Description of the task:
Find the line containing "Give me a plain-text", then print it and each following line through the end of the records, exactly and with nothing added; leave out any pictures.
─── Dataset
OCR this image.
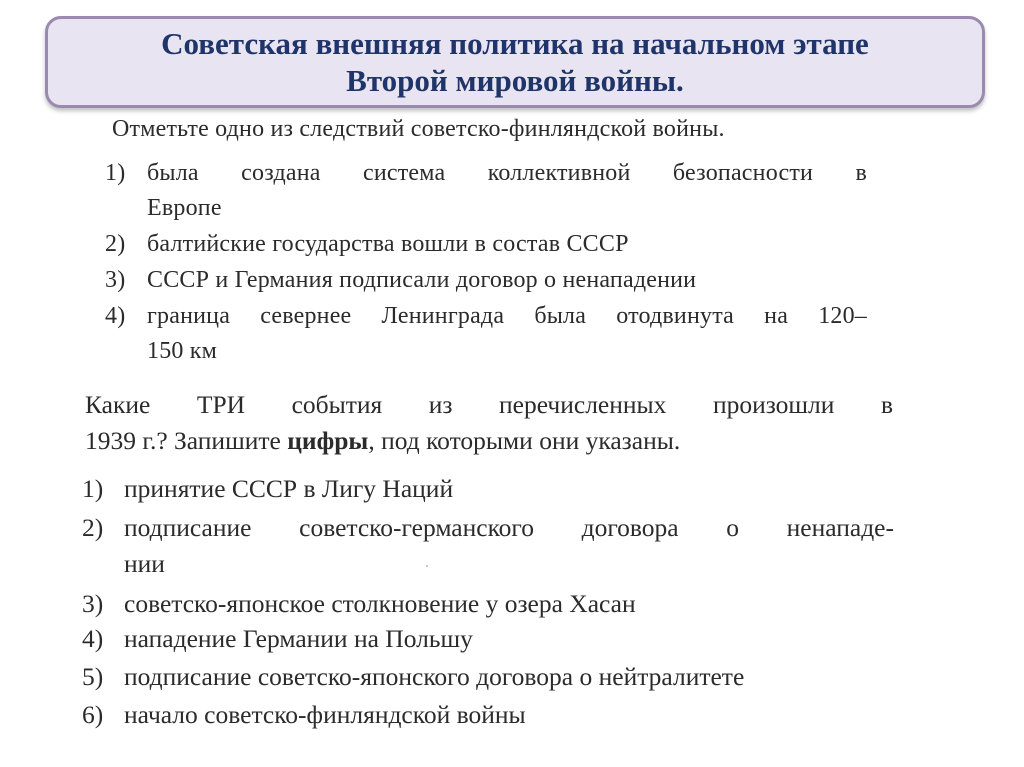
Советская внешняя политика на начальном этапе
Второй мировой войны.
Отметьте одно из следствий советско-финляндской войны.
1) была создана система коллективной безопасности в
Европе
2) балтийские государства вошли в состав СССР
3) СССР и Германия подписали договор о ненападении
4) граница севернее Ленинграда была отодвинута на 120–
150 км
Какие ТРИ события из перечисленных произошли в
1939 г.? Запишите цифры, под которыми они указаны.
1) принятие СССР в Лигу Наций
2) подписание советско-германского договора о ненападе-
нии
3) советско-японское столкновение у озера Хасан
4) нападение Германии на Польшу
5) подписание советско-японского договора о нейтралитете
6) начало советско-финляндской войны
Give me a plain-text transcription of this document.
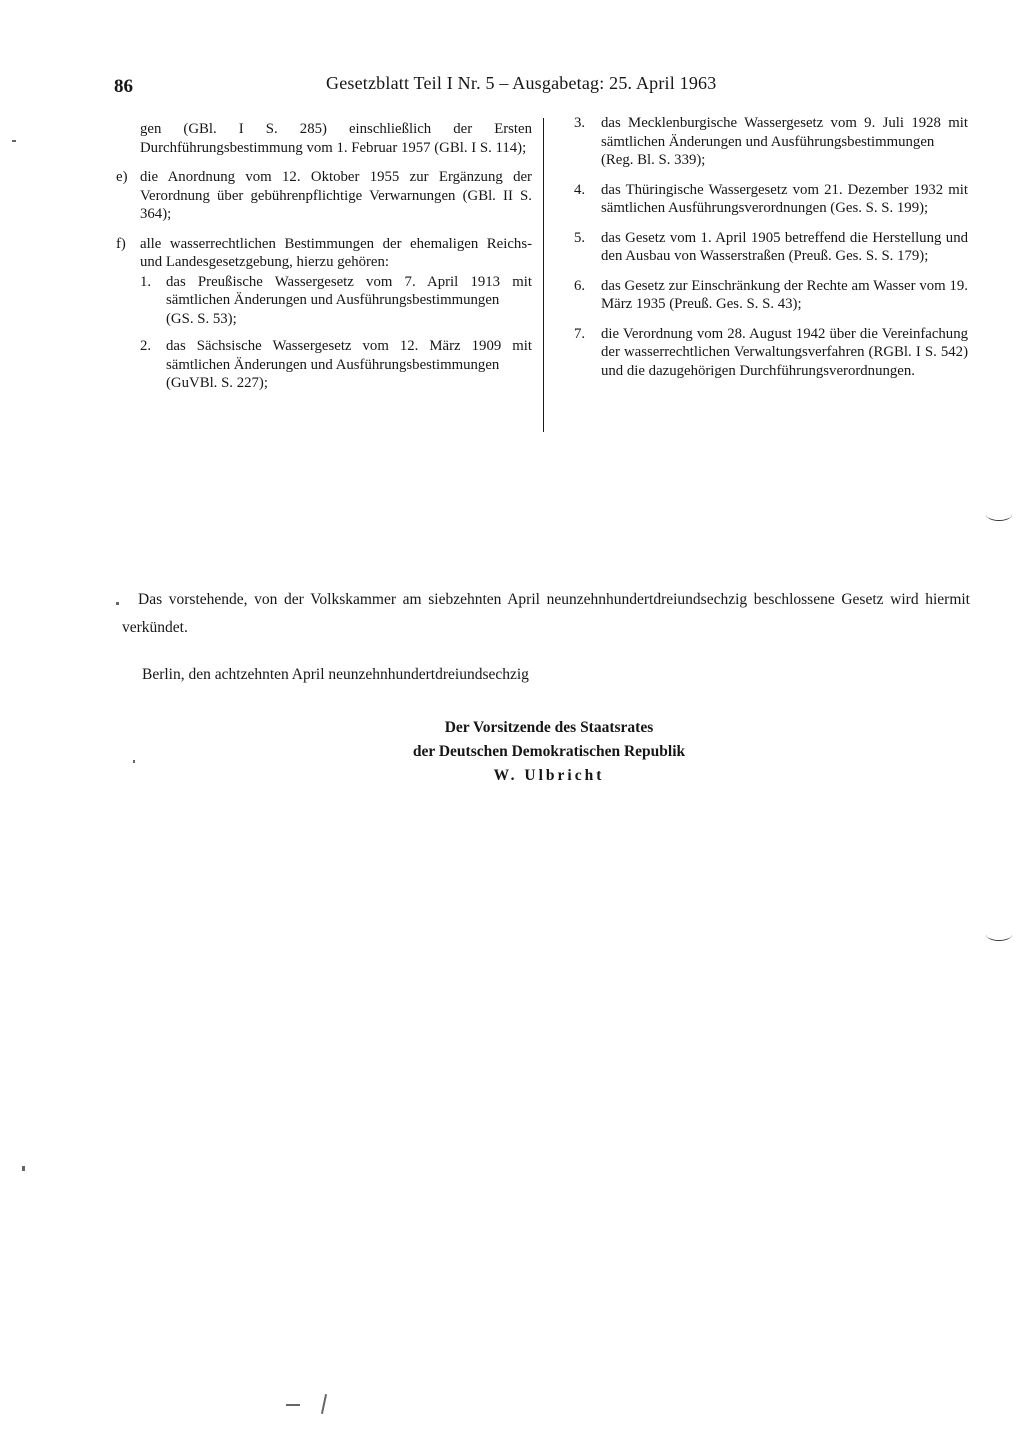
86	Gesetzblatt Teil I Nr. 5 – Ausgabetag: 25. April 1963
gen (GBl. I S. 285) einschließlich der Ersten Durchführungsbestimmung vom 1. Februar 1957 (GBl. I S. 114);
e) die Anordnung vom 12. Oktober 1955 zur Ergänzung der Verordnung über gebührenpflichtige Verwarnungen (GBl. II S. 364);
f) alle wasserrechtlichen Bestimmungen der ehemaligen Reichs- und Landesgesetzgebung, hierzu gehören:
1. das Preußische Wassergesetz vom 7. April 1913 mit sämtlichen Änderungen und Ausführungsbestimmungen
(GS. S. 53);
2. das Sächsische Wassergesetz vom 12. März 1909 mit sämtlichen Änderungen und Ausführungsbestimmungen
(GuVBl. S. 227);
3. das Mecklenburgische Wassergesetz vom 9. Juli 1928 mit sämtlichen Änderungen und Ausführungsbestimmungen
(Reg. Bl. S. 339);
4. das Thüringische Wassergesetz vom 21. Dezember 1932 mit sämtlichen Ausführungsverordnungen (Ges. S. S. 199);
5. das Gesetz vom 1. April 1905 betreffend die Herstellung und den Ausbau von Wasserstraßen (Preuß. Ges. S. S. 179);
6. das Gesetz zur Einschränkung der Rechte am Wasser vom 19. März 1935 (Preuß. Ges. S. S. 43);
7. die Verordnung vom 28. August 1942 über die Vereinfachung der wasserrechtlichen Verwaltungsverfahren (RGBl. I S. 542) und die dazugehörigen Durchführungsverordnungen.
Das vorstehende, von der Volkskammer am siebzehnten April neunzehnhundertdreiundsechzig beschlossene Gesetz wird hiermit verkündet.
Berlin, den achtzehnten April neunzehnhundertdreiundsechzig
Der Vorsitzende des Staatsrates
der Deutschen Demokratischen Republik
W. Ulbricht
──────
Written solution:
Give me a plain-text transcription of this document.
86	Gesetzblatt Teil I Nr. 5 – Ausgabetag: 25. April 1963
gen (GBl. I S. 285) einschließlich der Ersten Durchführungsbestimmung vom 1. Februar 1957 (GBl. I S. 114);
e) die Anordnung vom 12. Oktober 1955 zur Ergänzung der Verordnung über gebührenpflichtige Verwarnungen (GBl. II S. 364);
f) alle wasserrechtlichen Bestimmungen der ehemaligen Reichs- und Landesgesetzgebung, hierzu gehören:
1. das Preußische Wassergesetz vom 7. April 1913 mit sämtlichen Änderungen und Ausführungsbestimmungen
(GS. S. 53);
2. das Sächsische Wassergesetz vom 12. März 1909 mit sämtlichen Änderungen und Ausführungsbestimmungen
(GuVBl. S. 227);
3. das Mecklenburgische Wassergesetz vom 9. Juli 1928 mit sämtlichen Änderungen und Ausführungsbestimmungen
(Reg. Bl. S. 339);
4. das Thüringische Wassergesetz vom 21. Dezember 1932 mit sämtlichen Ausführungsverordnungen (Ges. S. S. 199);
5. das Gesetz vom 1. April 1905 betreffend die Herstellung und den Ausbau von Wasserstraßen (Preuß. Ges. S. S. 179);
6. das Gesetz zur Einschränkung der Rechte am Wasser vom 19. März 1935 (Preuß. Ges. S. S. 43);
7. die Verordnung vom 28. August 1942 über die Vereinfachung der wasserrechtlichen Verwaltungsverfahren (RGBl. I S. 542) und die dazugehörigen Durchführungsverordnungen.
Das vorstehende, von der Volkskammer am siebzehnten April neunzehnhundertdreiundsechzig beschlossene Gesetz wird hiermit verkündet.
Berlin, den achtzehnten April neunzehnhundertdreiundsechzig
Der Vorsitzende des Staatsrates
der Deutschen Demokratischen Republik
W. Ulbricht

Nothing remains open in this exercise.